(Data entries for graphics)
— Begin —

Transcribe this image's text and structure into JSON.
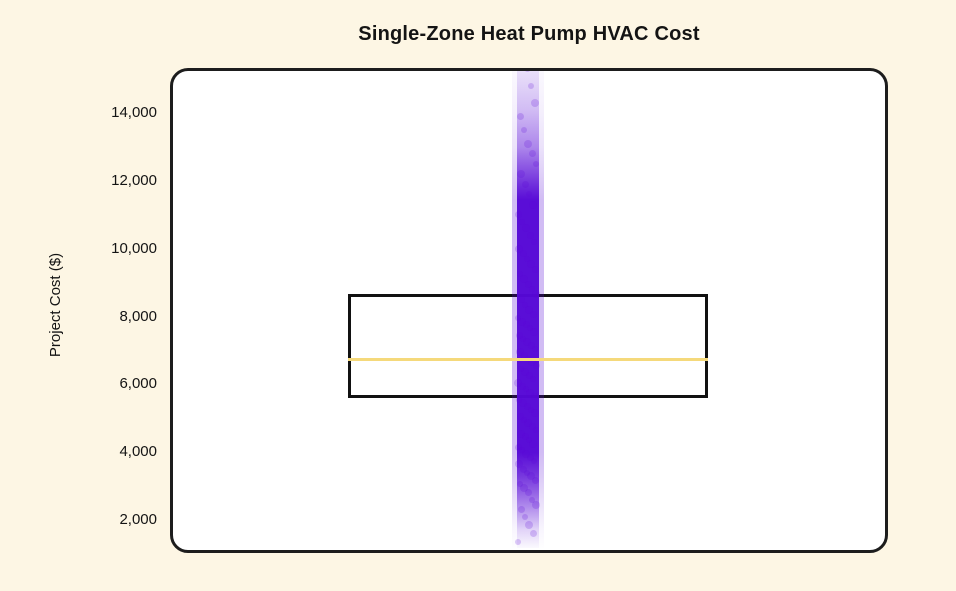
{
  "chart_data": {
    "type": "box",
    "title": "Single-Zone Heat Pump HVAC Cost",
    "ylabel": "Project Cost ($)",
    "xlabel": "",
    "ylim": [
      1000,
      15400
    ],
    "yticks": [
      2000,
      4000,
      6000,
      8000,
      10000,
      12000,
      14000
    ],
    "ytick_labels": [
      "2,000",
      "4,000",
      "6,000",
      "8,000",
      "10,000",
      "12,000",
      "14,000"
    ],
    "grid": false,
    "legend": "none",
    "box": {
      "q1": 5600,
      "median": 6700,
      "q3": 8650
    },
    "strip_overlay": {
      "description": "dense jittered strip of project-cost samples, fading at extremes",
      "min": 1350,
      "max": 15300,
      "points": [
        1350,
        1600,
        1850,
        2100,
        2300,
        2450,
        2600,
        2800,
        2950,
        3050,
        3150,
        3300,
        3400,
        3500,
        3650,
        3750,
        3850,
        3950,
        4050,
        4150,
        4250,
        4350,
        4450,
        4550,
        4650,
        4750,
        4850,
        4950,
        5050,
        5150,
        5250,
        5350,
        5450,
        5550,
        5650,
        5750,
        5850,
        5950,
        6050,
        6150,
        6250,
        6350,
        6450,
        6550,
        6650,
        6750,
        6850,
        6950,
        7050,
        7150,
        7250,
        7350,
        7450,
        7550,
        7650,
        7750,
        7850,
        7950,
        8050,
        8200,
        8350,
        8500,
        8650,
        8800,
        8950,
        9100,
        9250,
        9400,
        9550,
        9700,
        9850,
        10000,
        10200,
        10400,
        10600,
        10800,
        11000,
        11300,
        11600,
        11900,
        12200,
        12500,
        12800,
        13100,
        13500,
        13900,
        14300,
        14800,
        15300
      ]
    },
    "colors": {
      "background": "#FDF6E4",
      "panel": "#FFFFFF",
      "panel_border": "#1D1D1D",
      "box_border": "#111111",
      "median_line": "#F5D97B",
      "strip": "#5906D9",
      "text": "#141414"
    }
  }
}
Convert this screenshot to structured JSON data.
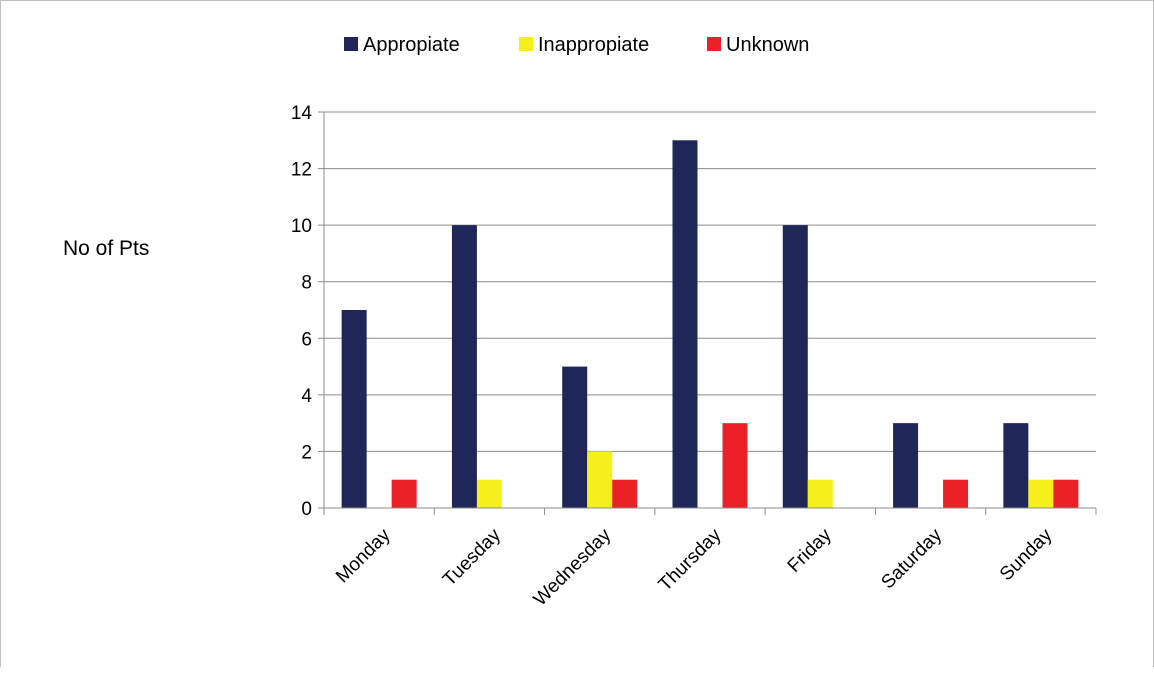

— End —

Retype all the records shown above, character for character. Omit every picture.

Transcribe this image's text and structure into JSON.
{
  "chart_data": {
    "type": "box",
    "title": "Single-Zone Heat Pump HVAC Cost",
    "ylabel": "Project Cost ($)",
    "xlabel": "",
    "ylim": [
      1000,
      15400
    ],
    "yticks": [
      2000,
      4000,
      6000,
      8000,
      10000,
      12000,
      14000
    ],
    "ytick_labels": [
      "2,000",
      "4,000",
      "6,000",
      "8,000",
      "10,000",
      "12,000",
      "14,000"
    ],
    "grid": false,
    "legend": "none",
    "box": {
      "q1": 5600,
      "median": 6700,
      "q3": 8650
    },
    "strip_overlay": {
      "description": "dense jittered strip of project-cost samples, fading at extremes",
      "min": 1350,
      "max": 15300,
      "points": [
        1350,
        1600,
        1850,
        2100,
        2300,
        2450,
        2600,
        2800,
        2950,
        3050,
        3150,
        3300,
        3400,
        3500,
        3650,
        3750,
        3850,
        3950,
        4050,
        4150,
        4250,
        4350,
        4450,
        4550,
        4650,
        4750,
        4850,
        4950,
        5050,
        5150,
        5250,
        5350,
        5450,
        5550,
        5650,
        5750,
        5850,
        5950,
        6050,
        6150,
        6250,
        6350,
        6450,
        6550,
        6650,
        6750,
        6850,
        6950,
        7050,
        7150,
        7250,
        7350,
        7450,
        7550,
        7650,
        7750,
        7850,
        7950,
        8050,
        8200,
        8350,
        8500,
        8650,
        8800,
        8950,
        9100,
        9250,
        9400,
        9550,
        9700,
        9850,
        10000,
        10200,
        10400,
        10600,
        10800,
        11000,
        11300,
        11600,
        11900,
        12200,
        12500,
        12800,
        13100,
        13500,
        13900,
        14300,
        14800,
        15300
      ]
    },
    "colors": {
      "background": "#FDF6E4",
      "panel": "#FFFFFF",
      "panel_border": "#1D1D1D",
      "box_border": "#111111",
      "median_line": "#F5D97B",
      "strip": "#5906D9",
      "text": "#141414"
    }
  }
}
Convert this screenshot to structured JSON data.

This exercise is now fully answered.